<<<<

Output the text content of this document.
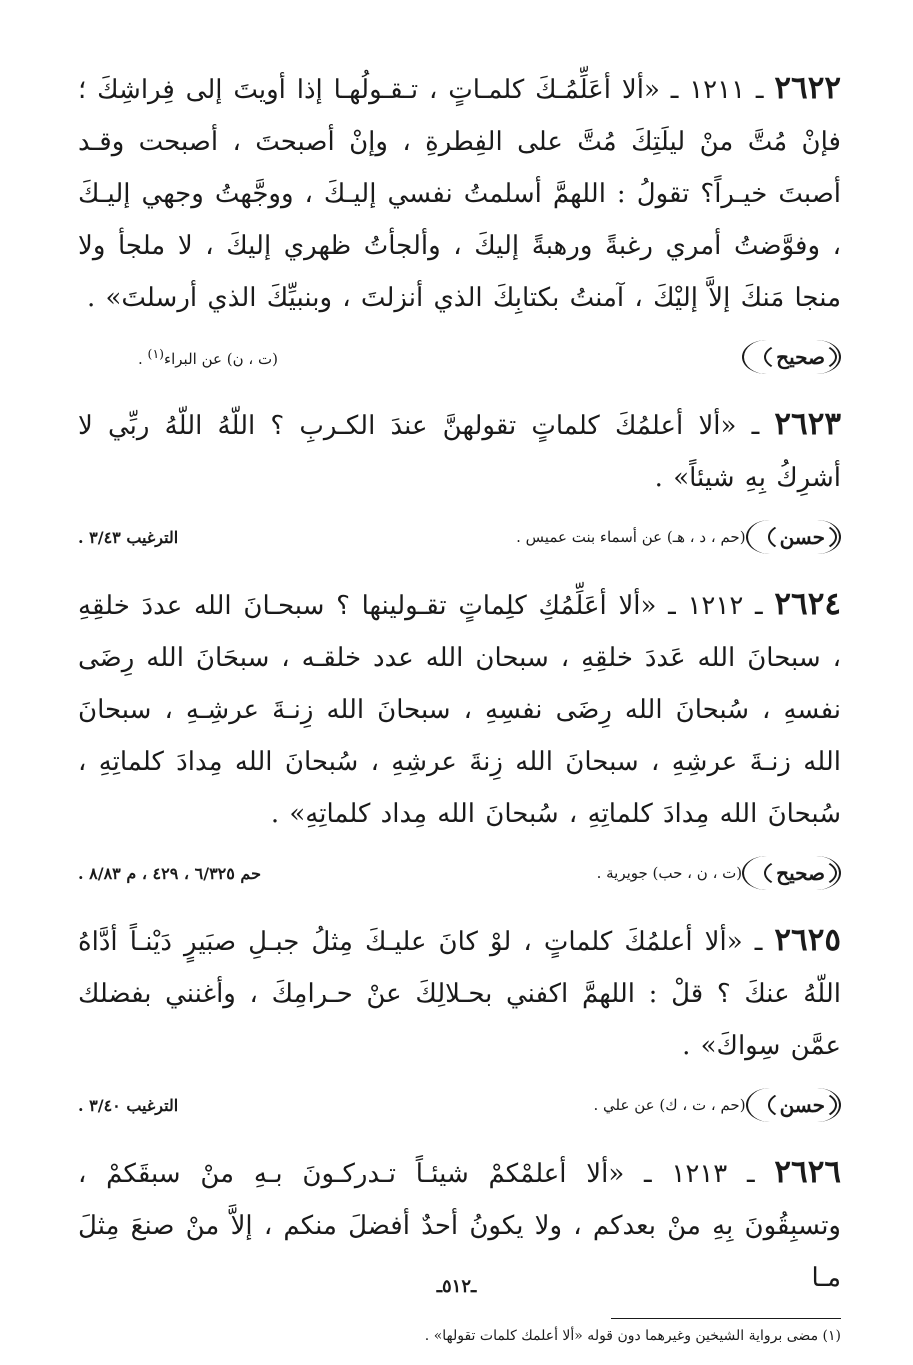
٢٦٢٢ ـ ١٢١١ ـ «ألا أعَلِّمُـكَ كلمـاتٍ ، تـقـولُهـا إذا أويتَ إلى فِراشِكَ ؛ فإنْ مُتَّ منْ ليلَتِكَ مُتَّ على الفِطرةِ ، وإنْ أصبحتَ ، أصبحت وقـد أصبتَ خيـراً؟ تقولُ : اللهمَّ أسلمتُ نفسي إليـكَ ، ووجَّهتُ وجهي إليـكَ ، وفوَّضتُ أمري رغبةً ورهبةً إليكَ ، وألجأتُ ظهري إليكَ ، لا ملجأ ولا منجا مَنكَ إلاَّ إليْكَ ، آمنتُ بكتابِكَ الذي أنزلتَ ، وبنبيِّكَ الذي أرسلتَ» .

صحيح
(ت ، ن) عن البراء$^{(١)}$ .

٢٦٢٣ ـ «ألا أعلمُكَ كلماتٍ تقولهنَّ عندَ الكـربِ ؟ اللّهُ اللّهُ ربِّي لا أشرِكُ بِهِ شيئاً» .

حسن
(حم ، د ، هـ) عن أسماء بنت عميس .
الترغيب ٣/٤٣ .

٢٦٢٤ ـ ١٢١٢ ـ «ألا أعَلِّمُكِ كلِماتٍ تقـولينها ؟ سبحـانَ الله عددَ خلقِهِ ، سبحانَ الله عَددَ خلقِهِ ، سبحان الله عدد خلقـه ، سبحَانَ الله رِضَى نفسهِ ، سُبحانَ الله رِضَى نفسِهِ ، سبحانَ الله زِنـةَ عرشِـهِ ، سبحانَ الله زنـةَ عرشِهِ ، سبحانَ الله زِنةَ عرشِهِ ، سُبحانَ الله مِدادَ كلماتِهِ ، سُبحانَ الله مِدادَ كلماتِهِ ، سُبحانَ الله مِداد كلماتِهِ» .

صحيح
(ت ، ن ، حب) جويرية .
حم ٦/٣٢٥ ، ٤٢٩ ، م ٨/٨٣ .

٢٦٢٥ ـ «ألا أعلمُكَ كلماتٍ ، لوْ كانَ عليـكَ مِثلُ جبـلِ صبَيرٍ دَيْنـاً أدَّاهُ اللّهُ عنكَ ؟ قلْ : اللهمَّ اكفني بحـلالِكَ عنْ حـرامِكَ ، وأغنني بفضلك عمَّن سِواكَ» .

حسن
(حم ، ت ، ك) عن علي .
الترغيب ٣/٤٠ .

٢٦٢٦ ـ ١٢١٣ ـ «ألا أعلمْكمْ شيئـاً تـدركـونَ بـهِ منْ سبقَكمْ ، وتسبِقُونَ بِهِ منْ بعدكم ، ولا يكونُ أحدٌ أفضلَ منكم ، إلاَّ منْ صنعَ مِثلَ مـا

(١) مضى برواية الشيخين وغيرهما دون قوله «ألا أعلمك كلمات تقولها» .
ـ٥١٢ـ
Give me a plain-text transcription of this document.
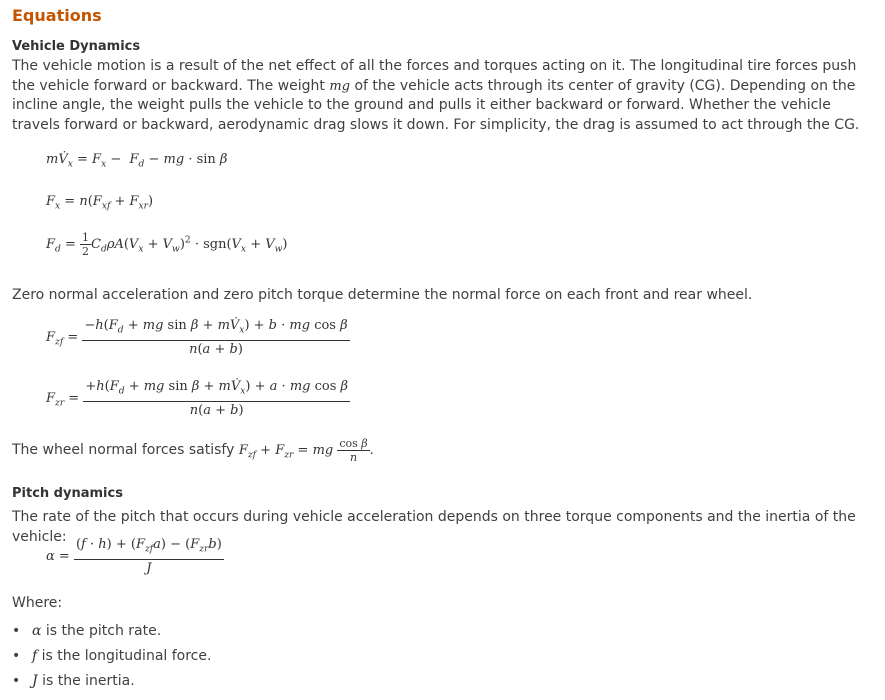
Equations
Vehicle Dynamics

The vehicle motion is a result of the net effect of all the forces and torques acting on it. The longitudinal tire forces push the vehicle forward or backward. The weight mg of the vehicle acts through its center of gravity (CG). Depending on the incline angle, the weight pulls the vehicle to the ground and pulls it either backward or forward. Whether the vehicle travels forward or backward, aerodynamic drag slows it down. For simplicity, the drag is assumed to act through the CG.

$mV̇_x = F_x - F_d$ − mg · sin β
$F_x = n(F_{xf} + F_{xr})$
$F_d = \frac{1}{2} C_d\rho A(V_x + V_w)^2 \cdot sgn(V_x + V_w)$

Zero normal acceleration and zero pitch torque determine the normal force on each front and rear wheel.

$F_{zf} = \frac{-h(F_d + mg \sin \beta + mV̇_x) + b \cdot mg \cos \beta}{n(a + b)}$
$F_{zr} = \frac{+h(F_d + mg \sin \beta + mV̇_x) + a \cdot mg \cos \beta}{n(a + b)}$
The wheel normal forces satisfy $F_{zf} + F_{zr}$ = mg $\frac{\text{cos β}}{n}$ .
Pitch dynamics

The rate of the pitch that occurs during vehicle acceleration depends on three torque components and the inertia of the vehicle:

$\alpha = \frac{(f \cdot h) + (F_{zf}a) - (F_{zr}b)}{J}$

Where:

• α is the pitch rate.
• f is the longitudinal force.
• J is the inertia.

>>>>

REQUIRED TASK :: Return all of the entries exactly as written, but drop any pictures they hold.

COMPLETE OUTPUT ::
Output the text content of this document.
٢٦٢٢ ـ ١٢١١ ـ «ألا أعَلِّمُـكَ كلمـاتٍ ، تـقـولُهـا إذا أويتَ إلى فِراشِكَ ؛ فإنْ مُتَّ منْ ليلَتِكَ مُتَّ على الفِطرةِ ، وإنْ أصبحتَ ، أصبحت وقـد أصبتَ خيـراً؟ تقولُ : اللهمَّ أسلمتُ نفسي إليـكَ ، ووجَّهتُ وجهي إليـكَ ، وفوَّضتُ أمري رغبةً ورهبةً إليكَ ، وألجأتُ ظهري إليكَ ، لا ملجأ ولا منجا مَنكَ إلاَّ إليْكَ ، آمنتُ بكتابِكَ الذي أنزلتَ ، وبنبيِّكَ الذي أرسلتَ» .

صحيح
(ت ، ن) عن البراء$^{(١)}$ .

٢٦٢٣ ـ «ألا أعلمُكَ كلماتٍ تقولهنَّ عندَ الكـربِ ؟ اللّهُ اللّهُ ربِّي لا أشرِكُ بِهِ شيئاً» .

حسن
(حم ، د ، هـ) عن أسماء بنت عميس .
الترغيب ٣/٤٣ .

٢٦٢٤ ـ ١٢١٢ ـ «ألا أعَلِّمُكِ كلِماتٍ تقـولينها ؟ سبحـانَ الله عددَ خلقِهِ ، سبحانَ الله عَددَ خلقِهِ ، سبحان الله عدد خلقـه ، سبحَانَ الله رِضَى نفسهِ ، سُبحانَ الله رِضَى نفسِهِ ، سبحانَ الله زِنـةَ عرشِـهِ ، سبحانَ الله زنـةَ عرشِهِ ، سبحانَ الله زِنةَ عرشِهِ ، سُبحانَ الله مِدادَ كلماتِهِ ، سُبحانَ الله مِدادَ كلماتِهِ ، سُبحانَ الله مِداد كلماتِهِ» .

صحيح
(ت ، ن ، حب) جويرية .
حم ٦/٣٢٥ ، ٤٢٩ ، م ٨/٨٣ .

٢٦٢٥ ـ «ألا أعلمُكَ كلماتٍ ، لوْ كانَ عليـكَ مِثلُ جبـلِ صبَيرٍ دَيْنـاً أدَّاهُ اللّهُ عنكَ ؟ قلْ : اللهمَّ اكفني بحـلالِكَ عنْ حـرامِكَ ، وأغنني بفضلك عمَّن سِواكَ» .

حسن
(حم ، ت ، ك) عن علي .
الترغيب ٣/٤٠ .

٢٦٢٦ ـ ١٢١٣ ـ «ألا أعلمْكمْ شيئـاً تـدركـونَ بـهِ منْ سبقَكمْ ، وتسبِقُونَ بِهِ منْ بعدكم ، ولا يكونُ أحدٌ أفضلَ منكم ، إلاَّ منْ صنعَ مِثلَ مـا

(١) مضى برواية الشيخين وغيرهما دون قوله «ألا أعلمك كلمات تقولها» .
ـ٥١٢ـ
Give me a plain-text transcription of this document.
Equations
Vehicle Dynamics

The vehicle motion is a result of the net effect of all the forces and torques acting on it. The longitudinal tire forces push the vehicle forward or backward. The weight mg of the vehicle acts through its center of gravity (CG). Depending on the incline angle, the weight pulls the vehicle to the ground and pulls it either backward or forward. Whether the vehicle travels forward or backward, aerodynamic drag slows it down. For simplicity, the drag is assumed to act through the CG.

$mV̇_x = F_x - F_d$ − mg · sin β
$F_x = n(F_{xf} + F_{xr})$
$F_d = \frac{1}{2} C_d\rho A(V_x + V_w)^2 \cdot sgn(V_x + V_w)$

Zero normal acceleration and zero pitch torque determine the normal force on each front and rear wheel.

$F_{zf} = \frac{-h(F_d + mg \sin \beta + mV̇_x) + b \cdot mg \cos \beta}{n(a + b)}$
$F_{zr} = \frac{+h(F_d + mg \sin \beta + mV̇_x) + a \cdot mg \cos \beta}{n(a + b)}$
The wheel normal forces satisfy $F_{zf} + F_{zr}$ = mg $\frac{\text{cos β}}{n}$ .
Pitch dynamics

The rate of the pitch that occurs during vehicle acceleration depends on three torque components and the inertia of the vehicle:

$\alpha = \frac{(f \cdot h) + (F_{zf}a) - (F_{zr}b)}{J}$

Where:

• α is the pitch rate.
• f is the longitudinal force.
• J is the inertia.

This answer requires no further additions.